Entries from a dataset

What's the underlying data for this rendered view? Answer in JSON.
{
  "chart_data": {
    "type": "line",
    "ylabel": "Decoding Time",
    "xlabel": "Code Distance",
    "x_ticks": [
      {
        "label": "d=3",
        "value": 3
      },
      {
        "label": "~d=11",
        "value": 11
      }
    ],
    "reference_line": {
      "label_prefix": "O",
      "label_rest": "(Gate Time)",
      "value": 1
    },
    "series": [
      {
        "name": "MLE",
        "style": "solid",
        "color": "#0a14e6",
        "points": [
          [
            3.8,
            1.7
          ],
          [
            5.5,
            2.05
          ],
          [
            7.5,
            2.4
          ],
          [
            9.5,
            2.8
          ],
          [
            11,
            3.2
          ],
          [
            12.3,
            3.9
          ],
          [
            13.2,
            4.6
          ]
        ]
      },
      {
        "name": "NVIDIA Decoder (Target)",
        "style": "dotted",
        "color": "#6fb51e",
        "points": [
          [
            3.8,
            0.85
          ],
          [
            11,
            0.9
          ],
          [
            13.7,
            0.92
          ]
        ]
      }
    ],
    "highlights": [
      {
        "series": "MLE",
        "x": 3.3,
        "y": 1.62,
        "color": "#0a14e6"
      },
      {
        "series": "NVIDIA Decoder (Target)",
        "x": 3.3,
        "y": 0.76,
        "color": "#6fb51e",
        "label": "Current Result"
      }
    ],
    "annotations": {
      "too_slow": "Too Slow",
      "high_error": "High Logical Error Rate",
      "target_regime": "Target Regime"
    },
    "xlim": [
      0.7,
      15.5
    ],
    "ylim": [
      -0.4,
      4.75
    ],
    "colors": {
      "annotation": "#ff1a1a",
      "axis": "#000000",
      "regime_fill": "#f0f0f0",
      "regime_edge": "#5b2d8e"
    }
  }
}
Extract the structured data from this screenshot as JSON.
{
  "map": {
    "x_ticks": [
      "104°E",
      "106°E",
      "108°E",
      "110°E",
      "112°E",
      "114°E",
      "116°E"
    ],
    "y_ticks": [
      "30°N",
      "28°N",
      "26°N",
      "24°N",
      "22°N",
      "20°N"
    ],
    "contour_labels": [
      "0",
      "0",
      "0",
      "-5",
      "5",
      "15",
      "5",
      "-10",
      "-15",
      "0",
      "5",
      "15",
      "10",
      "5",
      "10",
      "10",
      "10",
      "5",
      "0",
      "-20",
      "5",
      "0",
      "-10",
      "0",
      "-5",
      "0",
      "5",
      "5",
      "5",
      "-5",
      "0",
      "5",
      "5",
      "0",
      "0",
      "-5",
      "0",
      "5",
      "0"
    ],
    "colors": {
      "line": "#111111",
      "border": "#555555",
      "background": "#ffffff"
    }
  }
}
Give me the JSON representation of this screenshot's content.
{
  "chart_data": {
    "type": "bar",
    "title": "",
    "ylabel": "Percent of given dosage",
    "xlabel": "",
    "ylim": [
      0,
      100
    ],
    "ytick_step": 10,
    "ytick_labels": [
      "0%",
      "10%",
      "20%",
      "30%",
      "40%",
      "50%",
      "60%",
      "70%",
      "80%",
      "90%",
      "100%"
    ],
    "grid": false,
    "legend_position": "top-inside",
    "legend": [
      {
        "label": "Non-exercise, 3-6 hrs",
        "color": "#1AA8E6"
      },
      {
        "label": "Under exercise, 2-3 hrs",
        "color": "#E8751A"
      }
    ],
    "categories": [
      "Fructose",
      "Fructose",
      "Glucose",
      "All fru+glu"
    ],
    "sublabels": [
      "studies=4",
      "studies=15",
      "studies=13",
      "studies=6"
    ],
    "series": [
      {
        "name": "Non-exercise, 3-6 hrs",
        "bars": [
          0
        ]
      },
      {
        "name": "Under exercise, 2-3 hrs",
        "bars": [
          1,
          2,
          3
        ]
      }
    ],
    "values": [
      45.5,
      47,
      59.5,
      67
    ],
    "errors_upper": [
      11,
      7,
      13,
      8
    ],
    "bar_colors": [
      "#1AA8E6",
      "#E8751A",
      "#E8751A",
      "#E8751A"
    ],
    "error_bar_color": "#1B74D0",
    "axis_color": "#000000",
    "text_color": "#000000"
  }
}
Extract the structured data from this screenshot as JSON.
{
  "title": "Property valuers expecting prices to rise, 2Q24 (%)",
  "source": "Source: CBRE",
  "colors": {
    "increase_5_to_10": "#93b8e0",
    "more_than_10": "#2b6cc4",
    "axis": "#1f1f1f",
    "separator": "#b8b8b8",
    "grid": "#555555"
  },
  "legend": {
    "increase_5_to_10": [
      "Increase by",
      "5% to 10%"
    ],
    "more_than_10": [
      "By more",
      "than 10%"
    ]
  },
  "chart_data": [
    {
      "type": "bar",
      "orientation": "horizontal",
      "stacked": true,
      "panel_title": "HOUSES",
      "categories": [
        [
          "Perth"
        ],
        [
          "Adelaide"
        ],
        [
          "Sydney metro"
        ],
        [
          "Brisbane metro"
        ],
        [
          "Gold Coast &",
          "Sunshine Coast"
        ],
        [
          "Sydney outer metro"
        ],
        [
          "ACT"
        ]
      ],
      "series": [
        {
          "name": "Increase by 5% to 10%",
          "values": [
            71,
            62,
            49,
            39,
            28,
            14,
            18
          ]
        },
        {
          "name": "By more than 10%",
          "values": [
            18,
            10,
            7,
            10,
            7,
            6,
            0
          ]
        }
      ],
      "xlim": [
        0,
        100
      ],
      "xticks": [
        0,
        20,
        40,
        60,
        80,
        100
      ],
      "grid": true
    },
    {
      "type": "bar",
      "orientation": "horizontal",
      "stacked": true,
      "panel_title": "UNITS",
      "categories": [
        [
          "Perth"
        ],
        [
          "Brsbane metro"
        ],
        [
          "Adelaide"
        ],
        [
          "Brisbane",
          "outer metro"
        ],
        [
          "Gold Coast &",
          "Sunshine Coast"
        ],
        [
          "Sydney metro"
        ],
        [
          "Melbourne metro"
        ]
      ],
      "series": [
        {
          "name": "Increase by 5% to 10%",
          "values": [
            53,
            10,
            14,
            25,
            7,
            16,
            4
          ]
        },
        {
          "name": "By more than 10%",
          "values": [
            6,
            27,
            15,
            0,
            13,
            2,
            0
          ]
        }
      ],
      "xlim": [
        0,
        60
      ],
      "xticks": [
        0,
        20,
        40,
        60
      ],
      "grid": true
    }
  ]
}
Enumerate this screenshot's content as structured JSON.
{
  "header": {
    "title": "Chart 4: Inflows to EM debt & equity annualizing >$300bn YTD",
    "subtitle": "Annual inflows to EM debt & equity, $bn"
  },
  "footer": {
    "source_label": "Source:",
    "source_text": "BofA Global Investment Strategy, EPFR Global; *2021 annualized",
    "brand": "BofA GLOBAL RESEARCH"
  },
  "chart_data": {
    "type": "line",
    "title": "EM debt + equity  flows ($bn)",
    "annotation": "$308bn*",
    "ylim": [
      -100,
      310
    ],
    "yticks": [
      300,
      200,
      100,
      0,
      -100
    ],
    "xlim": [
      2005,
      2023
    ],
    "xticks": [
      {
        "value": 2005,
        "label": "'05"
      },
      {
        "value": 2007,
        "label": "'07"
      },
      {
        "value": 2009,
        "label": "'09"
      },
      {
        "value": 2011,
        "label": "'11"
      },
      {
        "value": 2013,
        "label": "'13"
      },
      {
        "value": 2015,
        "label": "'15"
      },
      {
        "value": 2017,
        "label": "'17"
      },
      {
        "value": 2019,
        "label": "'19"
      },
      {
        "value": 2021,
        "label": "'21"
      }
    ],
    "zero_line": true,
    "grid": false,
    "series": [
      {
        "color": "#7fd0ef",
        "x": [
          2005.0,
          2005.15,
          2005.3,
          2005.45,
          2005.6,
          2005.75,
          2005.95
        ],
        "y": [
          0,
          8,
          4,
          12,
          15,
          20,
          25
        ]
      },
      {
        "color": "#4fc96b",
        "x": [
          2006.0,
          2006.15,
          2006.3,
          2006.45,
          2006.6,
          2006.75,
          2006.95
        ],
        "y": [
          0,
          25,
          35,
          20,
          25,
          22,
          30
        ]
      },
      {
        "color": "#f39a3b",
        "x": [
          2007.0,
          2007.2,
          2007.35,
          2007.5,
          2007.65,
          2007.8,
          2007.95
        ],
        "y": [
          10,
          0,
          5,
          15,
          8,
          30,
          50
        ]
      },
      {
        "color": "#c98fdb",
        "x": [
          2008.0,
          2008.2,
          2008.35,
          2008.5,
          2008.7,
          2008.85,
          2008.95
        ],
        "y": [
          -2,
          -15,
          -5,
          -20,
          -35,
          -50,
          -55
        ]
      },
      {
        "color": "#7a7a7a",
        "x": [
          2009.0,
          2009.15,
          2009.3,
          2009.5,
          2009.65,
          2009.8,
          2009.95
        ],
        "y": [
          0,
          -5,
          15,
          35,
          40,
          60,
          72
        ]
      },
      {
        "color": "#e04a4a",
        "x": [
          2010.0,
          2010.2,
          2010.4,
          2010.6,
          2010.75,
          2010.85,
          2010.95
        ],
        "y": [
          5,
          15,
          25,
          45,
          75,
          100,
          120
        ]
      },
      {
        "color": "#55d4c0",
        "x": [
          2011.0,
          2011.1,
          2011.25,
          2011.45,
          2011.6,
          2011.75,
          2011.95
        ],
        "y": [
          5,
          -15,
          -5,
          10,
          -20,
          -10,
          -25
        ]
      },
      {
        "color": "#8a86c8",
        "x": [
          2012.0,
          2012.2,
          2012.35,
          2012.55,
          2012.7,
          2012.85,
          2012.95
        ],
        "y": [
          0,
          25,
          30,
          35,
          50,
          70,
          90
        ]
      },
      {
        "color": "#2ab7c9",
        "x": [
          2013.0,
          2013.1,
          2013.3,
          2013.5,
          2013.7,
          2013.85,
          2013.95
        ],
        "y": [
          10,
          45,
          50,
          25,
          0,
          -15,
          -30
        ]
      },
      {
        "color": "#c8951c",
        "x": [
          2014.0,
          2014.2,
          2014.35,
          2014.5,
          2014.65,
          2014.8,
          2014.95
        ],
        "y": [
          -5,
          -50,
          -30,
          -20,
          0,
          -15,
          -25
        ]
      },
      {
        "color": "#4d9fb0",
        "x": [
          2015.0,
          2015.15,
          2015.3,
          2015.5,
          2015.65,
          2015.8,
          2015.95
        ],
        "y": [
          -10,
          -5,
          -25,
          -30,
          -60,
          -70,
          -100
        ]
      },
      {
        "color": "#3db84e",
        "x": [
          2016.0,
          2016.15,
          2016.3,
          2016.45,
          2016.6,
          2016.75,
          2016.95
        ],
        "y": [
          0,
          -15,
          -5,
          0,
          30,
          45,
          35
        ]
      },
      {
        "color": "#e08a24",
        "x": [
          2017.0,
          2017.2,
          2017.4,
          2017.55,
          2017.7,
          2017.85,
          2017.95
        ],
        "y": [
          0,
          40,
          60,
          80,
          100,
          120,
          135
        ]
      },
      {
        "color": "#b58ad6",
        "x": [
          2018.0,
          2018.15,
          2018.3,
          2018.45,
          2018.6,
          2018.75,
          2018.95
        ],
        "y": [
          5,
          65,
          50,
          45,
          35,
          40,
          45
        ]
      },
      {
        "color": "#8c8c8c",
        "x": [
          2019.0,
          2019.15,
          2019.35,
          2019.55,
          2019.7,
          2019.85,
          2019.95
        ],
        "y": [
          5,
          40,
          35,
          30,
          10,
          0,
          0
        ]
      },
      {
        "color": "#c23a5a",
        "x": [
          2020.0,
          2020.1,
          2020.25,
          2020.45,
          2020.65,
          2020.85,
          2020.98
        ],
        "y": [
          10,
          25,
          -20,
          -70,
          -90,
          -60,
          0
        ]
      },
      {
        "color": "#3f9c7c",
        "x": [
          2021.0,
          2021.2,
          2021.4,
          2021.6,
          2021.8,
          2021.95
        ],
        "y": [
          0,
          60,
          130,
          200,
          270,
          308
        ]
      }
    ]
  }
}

- _Given task_: Copy out each line of the listing that holds "Target".

- _Final result_:
        "name": "NVIDIA Decoder (Target)",
        "series": "NVIDIA Decoder (Target)",
      "target_regime": "Target Regime"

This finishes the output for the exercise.